>>

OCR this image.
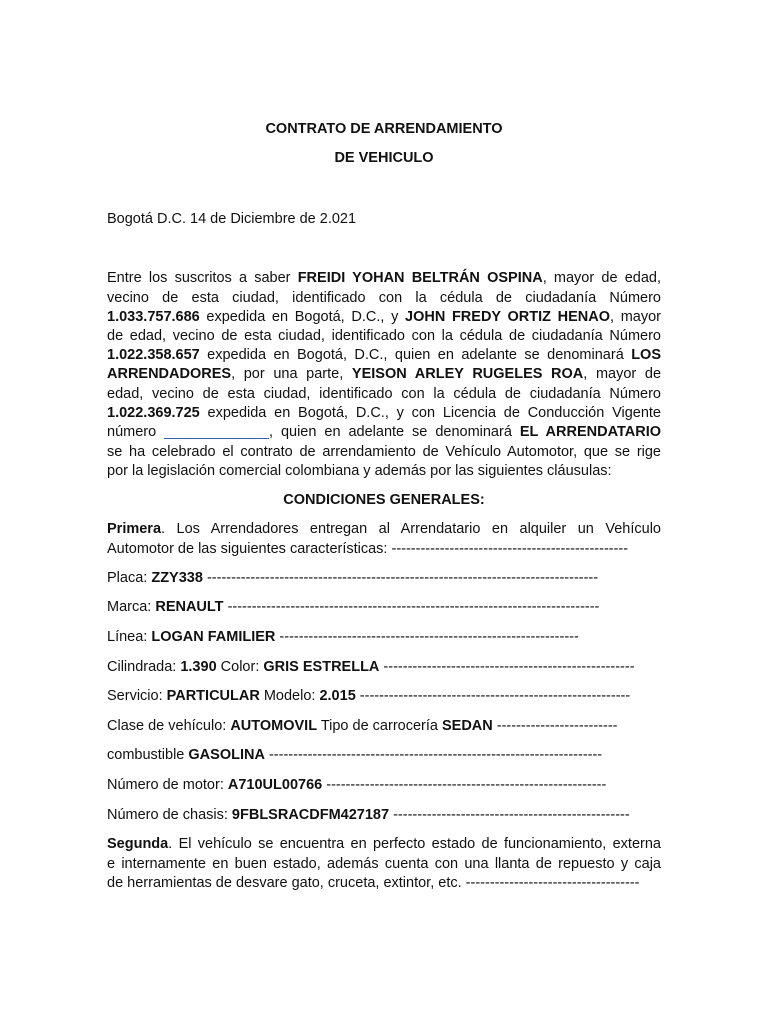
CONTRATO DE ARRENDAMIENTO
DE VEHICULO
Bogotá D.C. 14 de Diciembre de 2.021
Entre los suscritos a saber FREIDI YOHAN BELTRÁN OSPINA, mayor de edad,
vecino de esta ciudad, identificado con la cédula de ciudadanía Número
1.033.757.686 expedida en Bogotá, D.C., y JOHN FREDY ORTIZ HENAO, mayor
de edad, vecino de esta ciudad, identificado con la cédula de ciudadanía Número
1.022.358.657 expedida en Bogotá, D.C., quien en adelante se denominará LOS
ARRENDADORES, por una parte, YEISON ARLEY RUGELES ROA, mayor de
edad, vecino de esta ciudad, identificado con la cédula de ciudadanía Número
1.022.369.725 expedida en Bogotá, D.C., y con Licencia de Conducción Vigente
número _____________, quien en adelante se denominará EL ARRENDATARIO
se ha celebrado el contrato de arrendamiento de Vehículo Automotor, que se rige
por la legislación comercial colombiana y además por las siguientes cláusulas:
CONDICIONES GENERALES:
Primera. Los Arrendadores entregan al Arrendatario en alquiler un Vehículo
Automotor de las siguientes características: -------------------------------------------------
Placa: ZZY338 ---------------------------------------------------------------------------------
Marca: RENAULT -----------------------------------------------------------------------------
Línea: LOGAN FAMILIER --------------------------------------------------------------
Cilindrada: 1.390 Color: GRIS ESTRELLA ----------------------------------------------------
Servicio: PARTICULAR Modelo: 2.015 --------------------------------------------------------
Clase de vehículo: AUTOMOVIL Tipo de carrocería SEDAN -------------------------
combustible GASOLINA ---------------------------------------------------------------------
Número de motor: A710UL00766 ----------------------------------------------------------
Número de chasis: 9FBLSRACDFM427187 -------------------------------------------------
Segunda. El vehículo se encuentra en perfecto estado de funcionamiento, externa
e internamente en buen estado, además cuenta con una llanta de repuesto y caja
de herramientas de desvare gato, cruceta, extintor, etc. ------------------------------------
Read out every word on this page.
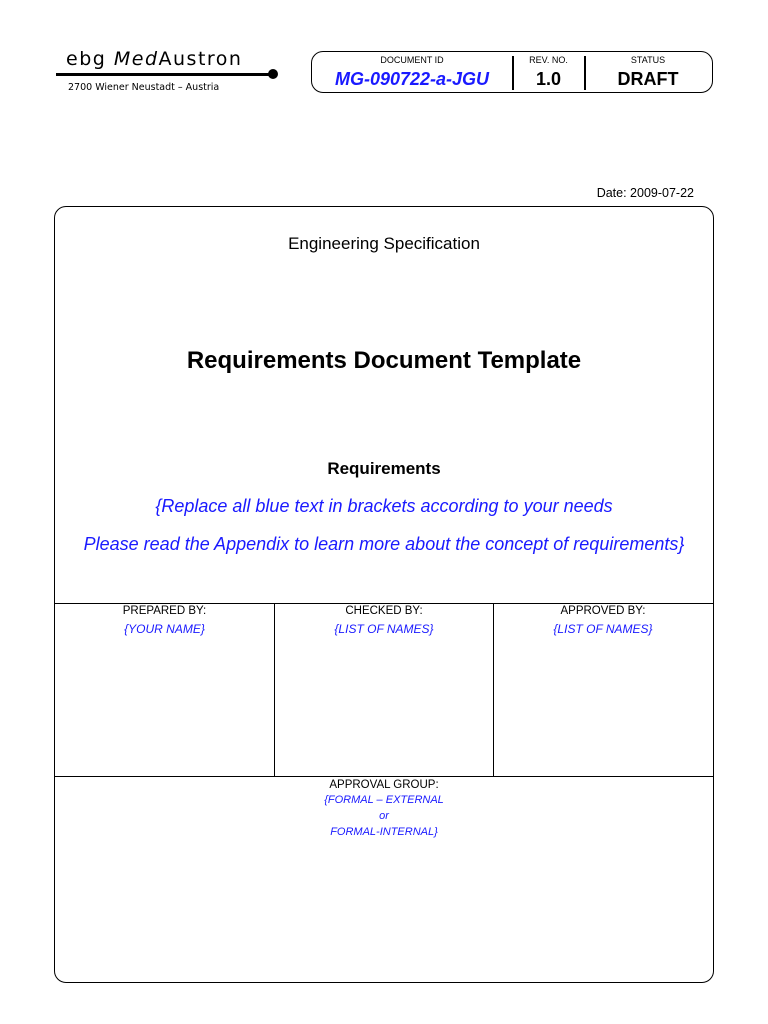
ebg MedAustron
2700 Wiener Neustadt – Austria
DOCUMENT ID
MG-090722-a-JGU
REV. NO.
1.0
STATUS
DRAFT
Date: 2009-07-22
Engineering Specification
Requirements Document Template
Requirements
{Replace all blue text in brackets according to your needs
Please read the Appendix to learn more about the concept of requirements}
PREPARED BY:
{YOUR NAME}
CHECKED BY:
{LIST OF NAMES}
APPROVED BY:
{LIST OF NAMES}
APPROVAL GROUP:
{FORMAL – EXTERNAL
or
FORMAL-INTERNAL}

<<

TASK DETAILS: Repeat the material above in full and unchanged, minus its images.

ANSWER:
OCR this image.
CONTRATO DE ARRENDAMIENTO
DE VEHICULO
Bogotá D.C. 14 de Diciembre de 2.021
Entre los suscritos a saber FREIDI YOHAN BELTRÁN OSPINA, mayor de edad,
vecino de esta ciudad, identificado con la cédula de ciudadanía Número
1.033.757.686 expedida en Bogotá, D.C., y JOHN FREDY ORTIZ HENAO, mayor
de edad, vecino de esta ciudad, identificado con la cédula de ciudadanía Número
1.022.358.657 expedida en Bogotá, D.C., quien en adelante se denominará LOS
ARRENDADORES, por una parte, YEISON ARLEY RUGELES ROA, mayor de
edad, vecino de esta ciudad, identificado con la cédula de ciudadanía Número
1.022.369.725 expedida en Bogotá, D.C., y con Licencia de Conducción Vigente
número _____________, quien en adelante se denominará EL ARRENDATARIO
se ha celebrado el contrato de arrendamiento de Vehículo Automotor, que se rige
por la legislación comercial colombiana y además por las siguientes cláusulas:
CONDICIONES GENERALES:
Primera. Los Arrendadores entregan al Arrendatario en alquiler un Vehículo
Automotor de las siguientes características: -------------------------------------------------
Placa: ZZY338 ---------------------------------------------------------------------------------
Marca: RENAULT -----------------------------------------------------------------------------
Línea: LOGAN FAMILIER --------------------------------------------------------------
Cilindrada: 1.390 Color: GRIS ESTRELLA ----------------------------------------------------
Servicio: PARTICULAR Modelo: 2.015 --------------------------------------------------------
Clase de vehículo: AUTOMOVIL Tipo de carrocería SEDAN -------------------------
combustible GASOLINA ---------------------------------------------------------------------
Número de motor: A710UL00766 ----------------------------------------------------------
Número de chasis: 9FBLSRACDFM427187 -------------------------------------------------
Segunda. El vehículo se encuentra en perfecto estado de funcionamiento, externa
e internamente en buen estado, además cuenta con una llanta de repuesto y caja
de herramientas de desvare gato, cruceta, extintor, etc. ------------------------------------
Read out every word on this page.
ebg MedAustron
2700 Wiener Neustadt – Austria
DOCUMENT ID
MG-090722-a-JGU
REV. NO.
1.0
STATUS
DRAFT
Date: 2009-07-22
Engineering Specification
Requirements Document Template
Requirements
{Replace all blue text in brackets according to your needs
Please read the Appendix to learn more about the concept of requirements}
PREPARED BY:
{YOUR NAME}
CHECKED BY:
{LIST OF NAMES}
APPROVED BY:
{LIST OF NAMES}
APPROVAL GROUP:
{FORMAL – EXTERNAL
or
FORMAL-INTERNAL}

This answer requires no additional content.